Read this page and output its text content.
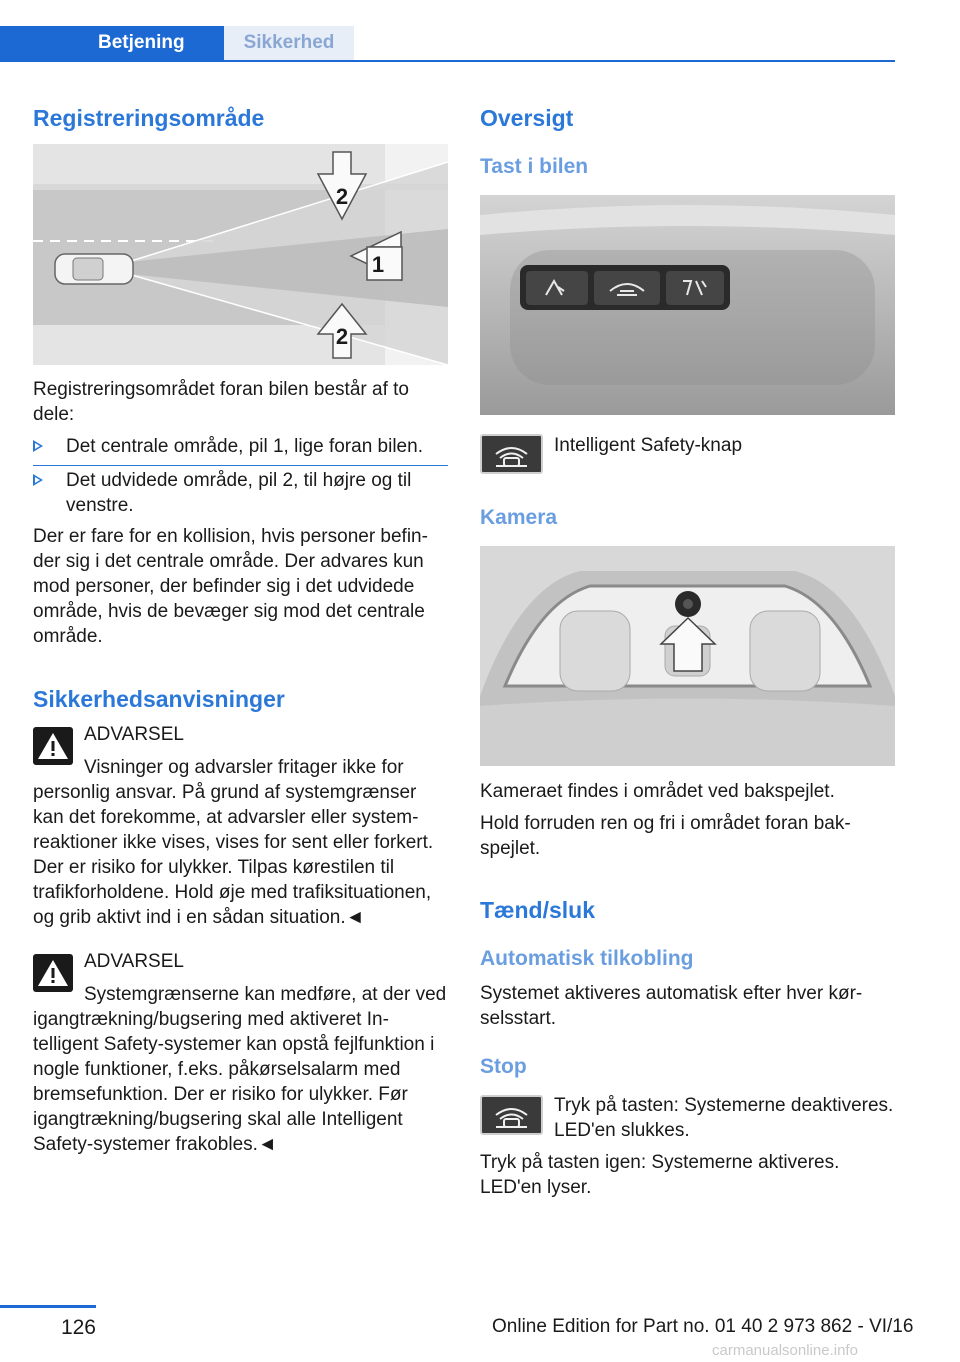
Betjening	Sikkerhed
Registreringsområde
2
1
2
Registreringsområdet foran bilen består af to dele:
Det centrale område, pil 1, lige foran bilen.
Det udvidede område, pil 2, til højre og til venstre.
Der er fare for en kollision, hvis personer befinder sig i det centrale område. Der advares kun mod personer, der befinder sig i det udvidede område, hvis de bevæger sig mod det centrale område.
Sikkerhedsanvisninger
ADVARSEL
Visninger og advarsler fritager ikke for personlig ansvar. På grund af systemgrænser kan det forekomme, at advarsler eller systemreaktioner ikke vises, vises for sent eller forkert. Der er risiko for ulykker. Tilpas kørestilen til trafikforholdene. Hold øje med trafiksituationen, og grib aktivt ind i en sådan situation.◄
ADVARSEL
Systemgrænserne kan medføre, at der ved igangtrækning/bugsering med aktiveret Intelligent Safety-systemer kan opstå fejlfunktion i nogle funktioner, f.eks. påkørselsalarm med bremsefunktion. Der er risiko for ulykker. Før igangtrækning/bugsering skal alle Intelligent Safety-systemer frakobles.◄
Oversigt
Tast i bilen
Intelligent Safety-knap
Kamera
Kameraet findes i området ved bakspejlet.
Hold forruden ren og fri i området foran bakspejlet.
Tænd/sluk
Automatisk tilkobling
Systemet aktiveres automatisk efter hver kørselsstart.
Stop
Tryk på tasten: Systemerne deaktiveres. LED'en slukkes.
Tryk på tasten igen: Systemerne aktiveres. LED'en lyser.
126	Online Edition for Part no. 01 40 2 973 862 - VI/16
carmanualsonline.info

# # # # # # #

Gather each line holding the string "bilen".

Registreringsområdet foran bilen består af to dele:
Det centrale område, pil 1, lige foran bilen.
Tast i bilen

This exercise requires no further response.